━━━ Material for this exercise

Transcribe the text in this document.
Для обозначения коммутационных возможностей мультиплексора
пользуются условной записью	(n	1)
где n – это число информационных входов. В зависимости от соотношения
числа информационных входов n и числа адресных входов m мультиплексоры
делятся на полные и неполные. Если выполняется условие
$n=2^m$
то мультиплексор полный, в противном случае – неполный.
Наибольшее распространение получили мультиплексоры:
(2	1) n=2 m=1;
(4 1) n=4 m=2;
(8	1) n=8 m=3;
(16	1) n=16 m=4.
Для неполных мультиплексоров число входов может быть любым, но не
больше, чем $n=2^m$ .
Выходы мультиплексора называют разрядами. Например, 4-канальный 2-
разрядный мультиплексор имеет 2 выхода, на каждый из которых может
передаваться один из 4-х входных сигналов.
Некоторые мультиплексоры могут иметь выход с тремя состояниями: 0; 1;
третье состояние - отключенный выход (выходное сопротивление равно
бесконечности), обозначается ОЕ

━━━━━━

What to produce:
Your task is to list each line of the records with the word "мультиплексора".

Worked answer:
Для обозначения коммутационных возможностей мультиплексора
Выходы мультиплексора называют разрядами. Например, 4-канальный 2-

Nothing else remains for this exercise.